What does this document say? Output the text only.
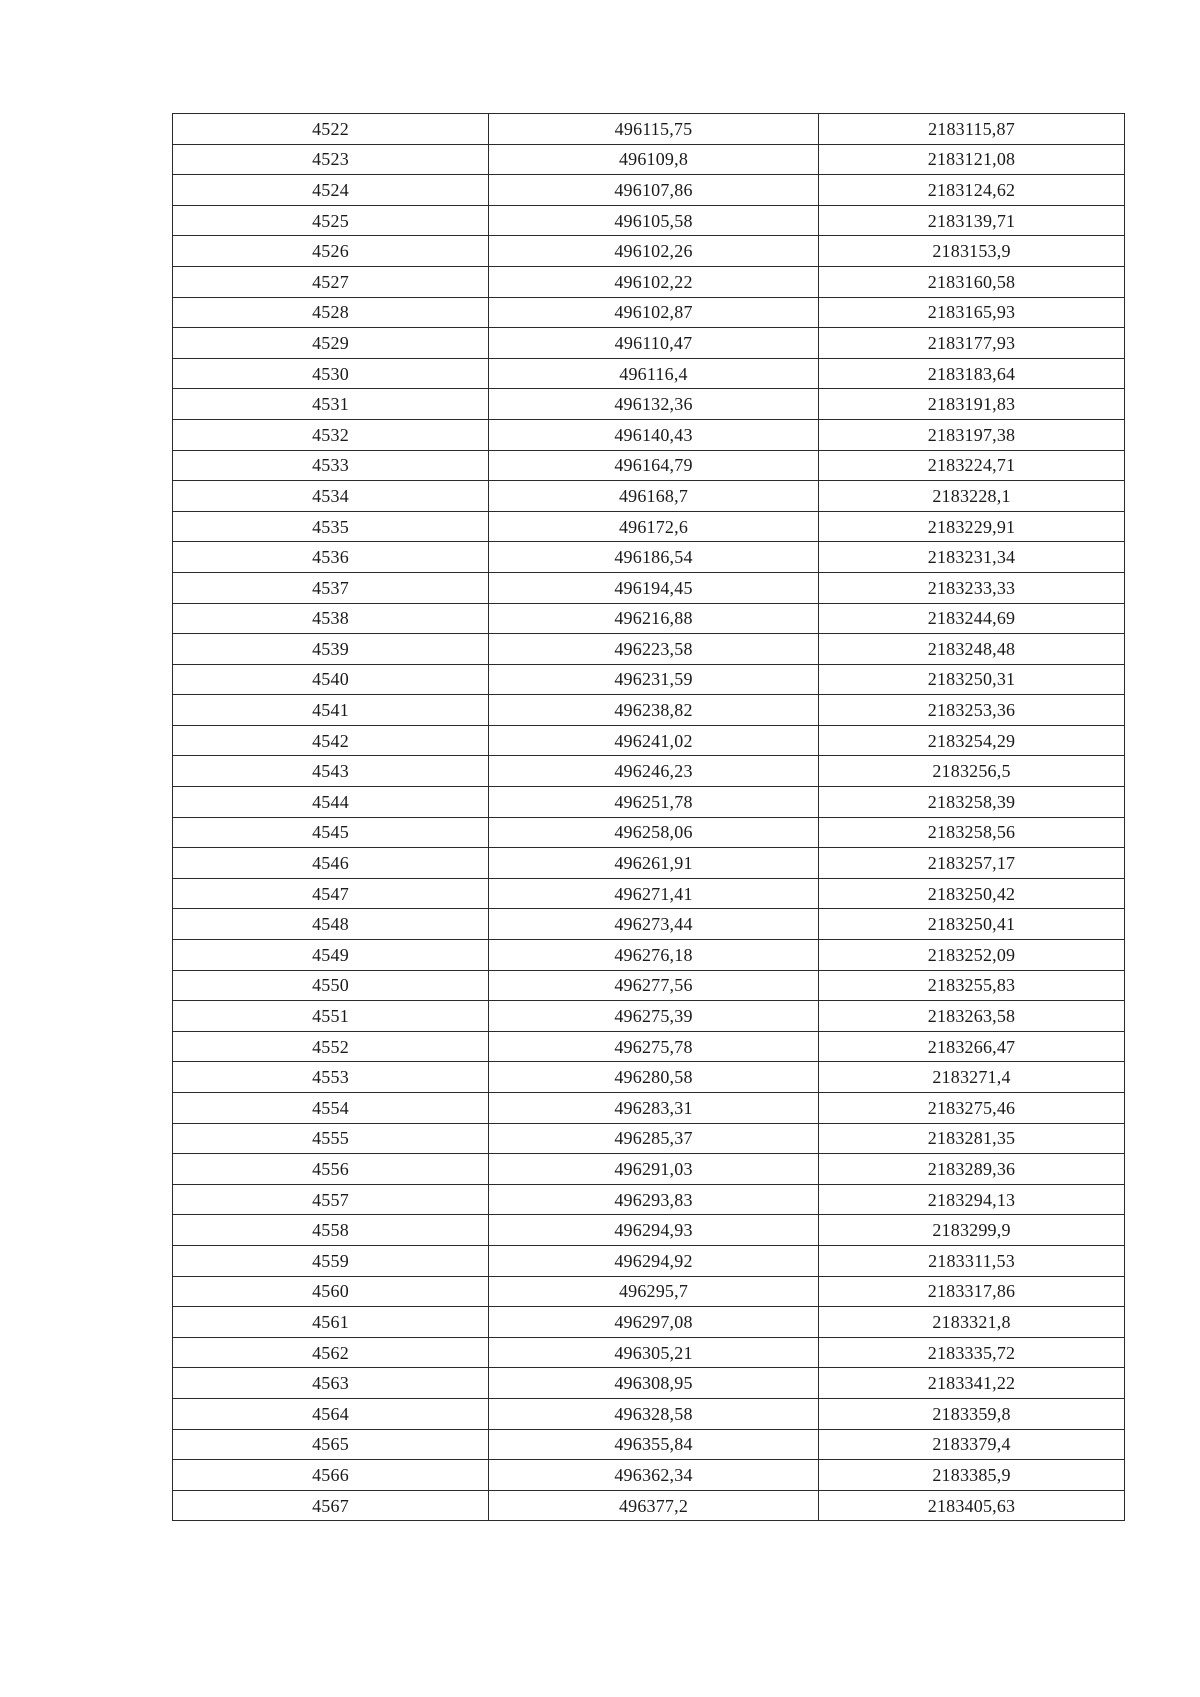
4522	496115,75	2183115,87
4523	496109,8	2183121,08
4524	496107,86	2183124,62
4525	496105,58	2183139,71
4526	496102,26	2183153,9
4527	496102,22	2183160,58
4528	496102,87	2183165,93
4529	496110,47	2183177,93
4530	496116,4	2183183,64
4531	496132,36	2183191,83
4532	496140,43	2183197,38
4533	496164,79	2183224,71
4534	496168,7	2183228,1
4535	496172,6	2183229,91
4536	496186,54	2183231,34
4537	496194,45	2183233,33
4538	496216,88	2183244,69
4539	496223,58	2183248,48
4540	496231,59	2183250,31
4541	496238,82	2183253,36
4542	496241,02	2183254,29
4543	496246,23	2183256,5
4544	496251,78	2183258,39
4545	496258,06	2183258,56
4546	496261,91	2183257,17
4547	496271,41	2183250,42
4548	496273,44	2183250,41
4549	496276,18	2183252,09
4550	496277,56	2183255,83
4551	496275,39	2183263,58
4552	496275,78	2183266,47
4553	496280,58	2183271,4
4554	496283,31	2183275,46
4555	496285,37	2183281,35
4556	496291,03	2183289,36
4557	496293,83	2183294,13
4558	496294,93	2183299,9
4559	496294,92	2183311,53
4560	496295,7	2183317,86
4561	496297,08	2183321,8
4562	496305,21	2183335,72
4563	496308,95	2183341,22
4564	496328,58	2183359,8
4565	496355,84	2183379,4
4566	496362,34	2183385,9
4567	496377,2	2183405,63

▶ **What you have to do**: Transcribe the preceding listing in its entirety and with exact wording, leaving out pictures.

▶ **Written answer**:
What does this document say? Output the text only.
4522	496115,75	2183115,87
4523	496109,8	2183121,08
4524	496107,86	2183124,62
4525	496105,58	2183139,71
4526	496102,26	2183153,9
4527	496102,22	2183160,58
4528	496102,87	2183165,93
4529	496110,47	2183177,93
4530	496116,4	2183183,64
4531	496132,36	2183191,83
4532	496140,43	2183197,38
4533	496164,79	2183224,71
4534	496168,7	2183228,1
4535	496172,6	2183229,91
4536	496186,54	2183231,34
4537	496194,45	2183233,33
4538	496216,88	2183244,69
4539	496223,58	2183248,48
4540	496231,59	2183250,31
4541	496238,82	2183253,36
4542	496241,02	2183254,29
4543	496246,23	2183256,5
4544	496251,78	2183258,39
4545	496258,06	2183258,56
4546	496261,91	2183257,17
4547	496271,41	2183250,42
4548	496273,44	2183250,41
4549	496276,18	2183252,09
4550	496277,56	2183255,83
4551	496275,39	2183263,58
4552	496275,78	2183266,47
4553	496280,58	2183271,4
4554	496283,31	2183275,46
4555	496285,37	2183281,35
4556	496291,03	2183289,36
4557	496293,83	2183294,13
4558	496294,93	2183299,9
4559	496294,92	2183311,53
4560	496295,7	2183317,86
4561	496297,08	2183321,8
4562	496305,21	2183335,72
4563	496308,95	2183341,22
4564	496328,58	2183359,8
4565	496355,84	2183379,4
4566	496362,34	2183385,9
4567	496377,2	2183405,63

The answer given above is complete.